■ **Goal**
Copy out the entries in full and with complete accuracy; pictures are excluded.

* START Input records *

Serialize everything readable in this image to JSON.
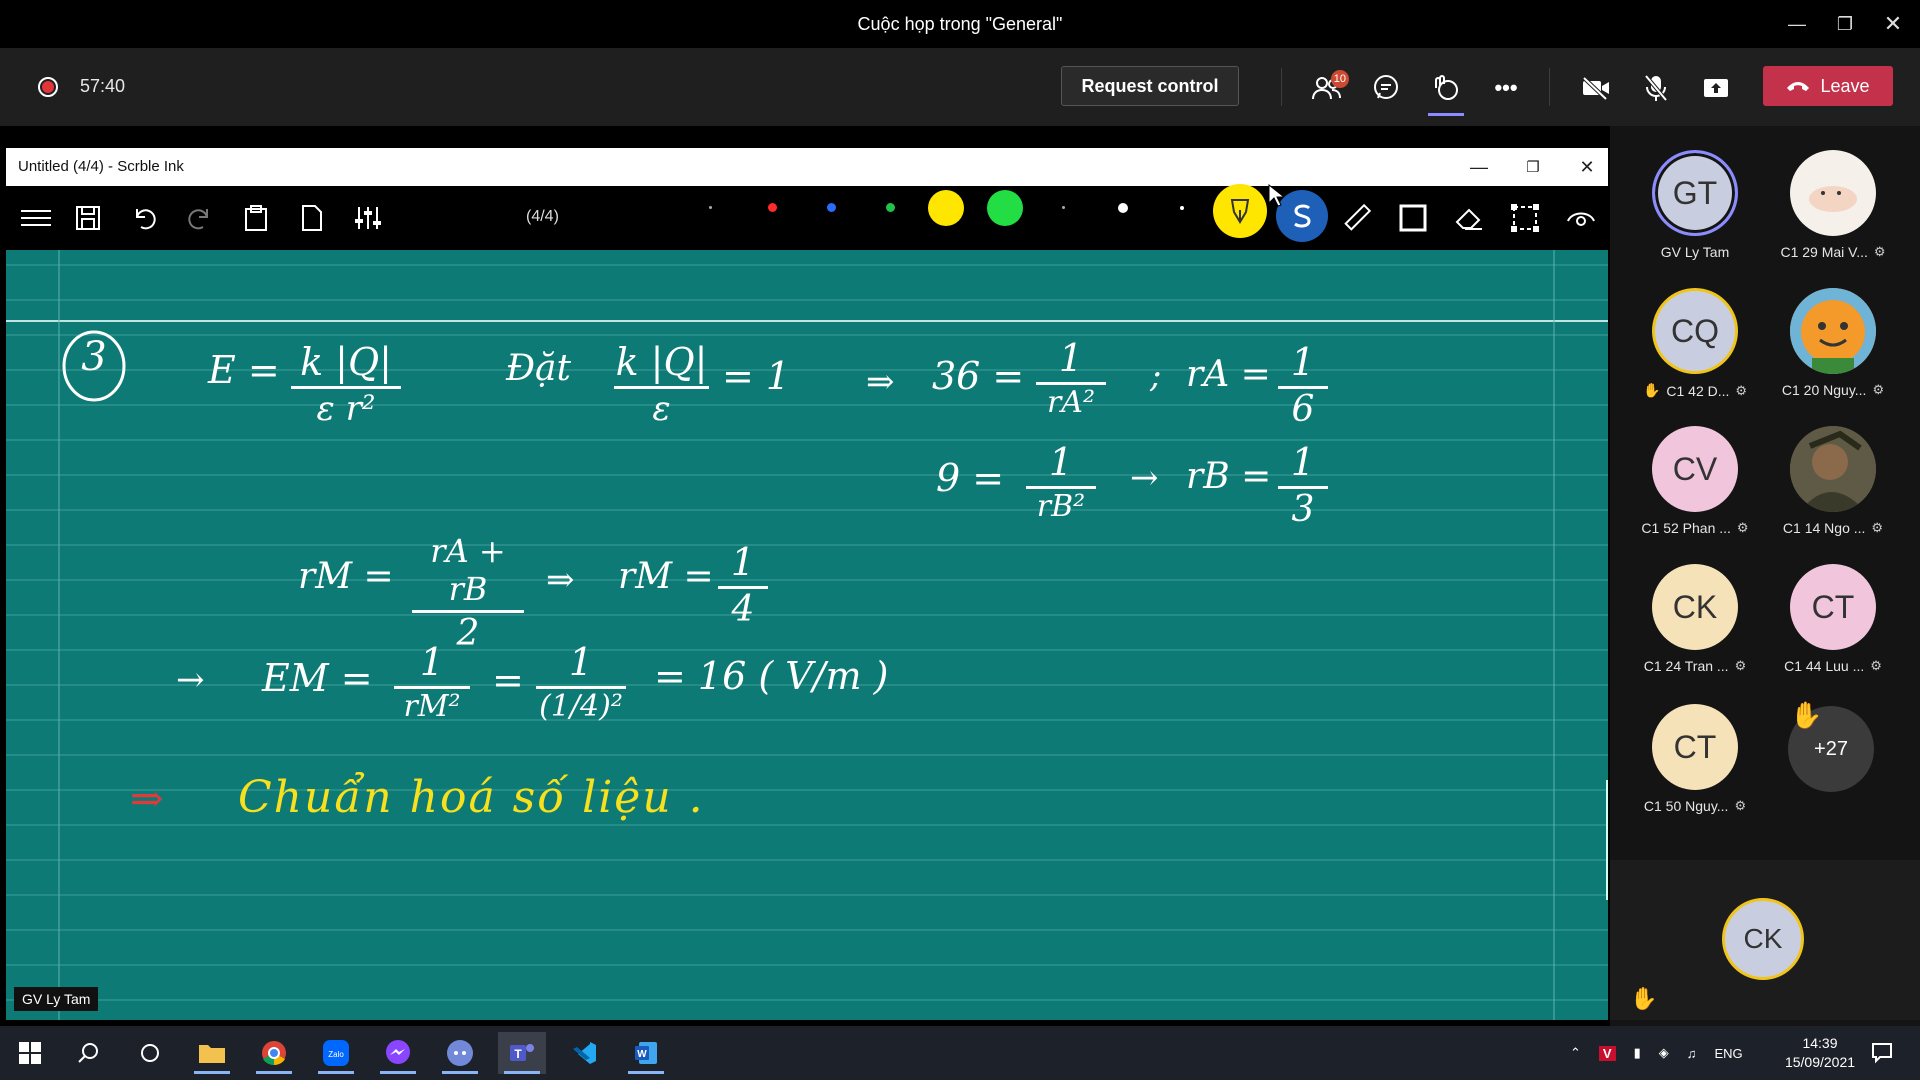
{
  "window": {
    "title": "Cuộc họp trong \"General\""
  },
  "meeting": {
    "timer": "57:40",
    "request_control_label": "Request control",
    "participants_badge": "10",
    "leave_label": "Leave"
  },
  "scrble": {
    "window_title": "Untitled (4/4) - Scrble Ink",
    "page_indicator": "(4/4)",
    "pen_colors": [
      "#ff2a2a",
      "#2b6cff",
      "#22c24a",
      "#ffe600",
      "#22dd44",
      "#ffffff"
    ],
    "presenter_tag": "GV Ly Tam"
  },
  "board": {
    "problem_number": "3",
    "line1_E": "E =",
    "frac1_num": "k |Q|",
    "frac1_den": "ε r²",
    "dat_word": "Đặt",
    "frac2_num": "k |Q|",
    "frac2_den": "ε",
    "eq_one": "= 1",
    "arrow1": "⇒",
    "val36": "36 =",
    "frac3_num": "1",
    "frac3_den": "rA²",
    "semicolon": ";",
    "rA_eq": "rA =",
    "frac4_num": "1",
    "frac4_den": "6",
    "val9": "9 =",
    "frac5_num": "1",
    "frac5_den": "rB²",
    "arrow2": "→",
    "rB_eq": "rB =",
    "frac6_num": "1",
    "frac6_den": "3",
    "rM_eq": "rM =",
    "frac7_num": "rA + rB",
    "frac7_den": "2",
    "arrow3": "⇒",
    "rM_eq2": "rM =",
    "frac8_num": "1",
    "frac8_den": "4",
    "arrow4": "→",
    "EM_eq": "EM =",
    "frac9_num": "1",
    "frac9_den": "rM²",
    "eq2": "=",
    "frac10_num": "1",
    "frac10_den": "(1/4)²",
    "result": "= 16 ( V/m )",
    "conclusion_arrow": "⇒",
    "conclusion": "Chuẩn hoá số liệu ."
  },
  "participants": [
    {
      "initials": "GT",
      "name": "GV Ly Tam",
      "bg": "#c9cde0",
      "muted": false
    },
    {
      "initials": "",
      "name": "C1 29 Mai V...",
      "bg": "#f5f0ea",
      "muted": true,
      "icon": "cat-sticker-avatar"
    },
    {
      "initials": "CQ",
      "name": "C1 42 D...",
      "bg": "#c9cde0",
      "muted": true,
      "hand": true
    },
    {
      "initials": "",
      "name": "C1 20 Nguy...",
      "bg": "#f39a2a",
      "muted": true,
      "icon": "cartoon-avatar"
    },
    {
      "initials": "CV",
      "name": "C1 52 Phan ...",
      "bg": "#f1c6dc",
      "muted": true
    },
    {
      "initials": "",
      "name": "C1 14 Ngo ...",
      "bg": "#7a6b4a",
      "muted": true,
      "icon": "photo-avatar"
    },
    {
      "initials": "CK",
      "name": "C1 24 Tran ...",
      "bg": "#f6e2b8",
      "muted": true
    },
    {
      "initials": "CT",
      "name": "C1 44 Luu ...",
      "bg": "#f1c6dc",
      "muted": true
    },
    {
      "initials": "CT",
      "name": "C1 50 Nguy...",
      "bg": "#f6e2b8",
      "muted": true
    }
  ],
  "more_participants": "+27",
  "self_avatar": "CK",
  "taskbar": {
    "lang": "ENG",
    "time": "14:39",
    "date": "15/09/2021"
  }
}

* END Input records *

■ **Worked solution**
Serialize everything readable in this image to JSON.
{
  "window": {
    "title": "Cuộc họp trong \"General\""
  },
  "meeting": {
    "timer": "57:40",
    "request_control_label": "Request control",
    "participants_badge": "10",
    "leave_label": "Leave"
  },
  "scrble": {
    "window_title": "Untitled (4/4) - Scrble Ink",
    "page_indicator": "(4/4)",
    "pen_colors": [
      "#ff2a2a",
      "#2b6cff",
      "#22c24a",
      "#ffe600",
      "#22dd44",
      "#ffffff"
    ],
    "presenter_tag": "GV Ly Tam"
  },
  "board": {
    "problem_number": "3",
    "line1_E": "E =",
    "frac1_num": "k |Q|",
    "frac1_den": "ε r²",
    "dat_word": "Đặt",
    "frac2_num": "k |Q|",
    "frac2_den": "ε",
    "eq_one": "= 1",
    "arrow1": "⇒",
    "val36": "36 =",
    "frac3_num": "1",
    "frac3_den": "rA²",
    "semicolon": ";",
    "rA_eq": "rA =",
    "frac4_num": "1",
    "frac4_den": "6",
    "val9": "9 =",
    "frac5_num": "1",
    "frac5_den": "rB²",
    "arrow2": "→",
    "rB_eq": "rB =",
    "frac6_num": "1",
    "frac6_den": "3",
    "rM_eq": "rM =",
    "frac7_num": "rA + rB",
    "frac7_den": "2",
    "arrow3": "⇒",
    "rM_eq2": "rM =",
    "frac8_num": "1",
    "frac8_den": "4",
    "arrow4": "→",
    "EM_eq": "EM =",
    "frac9_num": "1",
    "frac9_den": "rM²",
    "eq2": "=",
    "frac10_num": "1",
    "frac10_den": "(1/4)²",
    "result": "= 16 ( V/m )",
    "conclusion_arrow": "⇒",
    "conclusion": "Chuẩn hoá số liệu ."
  },
  "participants": [
    {
      "initials": "GT",
      "name": "GV Ly Tam",
      "bg": "#c9cde0",
      "muted": false
    },
    {
      "initials": "",
      "name": "C1 29 Mai V...",
      "bg": "#f5f0ea",
      "muted": true,
      "icon": "cat-sticker-avatar"
    },
    {
      "initials": "CQ",
      "name": "C1 42 D...",
      "bg": "#c9cde0",
      "muted": true,
      "hand": true
    },
    {
      "initials": "",
      "name": "C1 20 Nguy...",
      "bg": "#f39a2a",
      "muted": true,
      "icon": "cartoon-avatar"
    },
    {
      "initials": "CV",
      "name": "C1 52 Phan ...",
      "bg": "#f1c6dc",
      "muted": true
    },
    {
      "initials": "",
      "name": "C1 14 Ngo ...",
      "bg": "#7a6b4a",
      "muted": true,
      "icon": "photo-avatar"
    },
    {
      "initials": "CK",
      "name": "C1 24 Tran ...",
      "bg": "#f6e2b8",
      "muted": true
    },
    {
      "initials": "CT",
      "name": "C1 44 Luu ...",
      "bg": "#f1c6dc",
      "muted": true
    },
    {
      "initials": "CT",
      "name": "C1 50 Nguy...",
      "bg": "#f6e2b8",
      "muted": true
    }
  ],
  "more_participants": "+27",
  "self_avatar": "CK",
  "taskbar": {
    "lang": "ENG",
    "time": "14:39",
    "date": "15/09/2021"
  }
}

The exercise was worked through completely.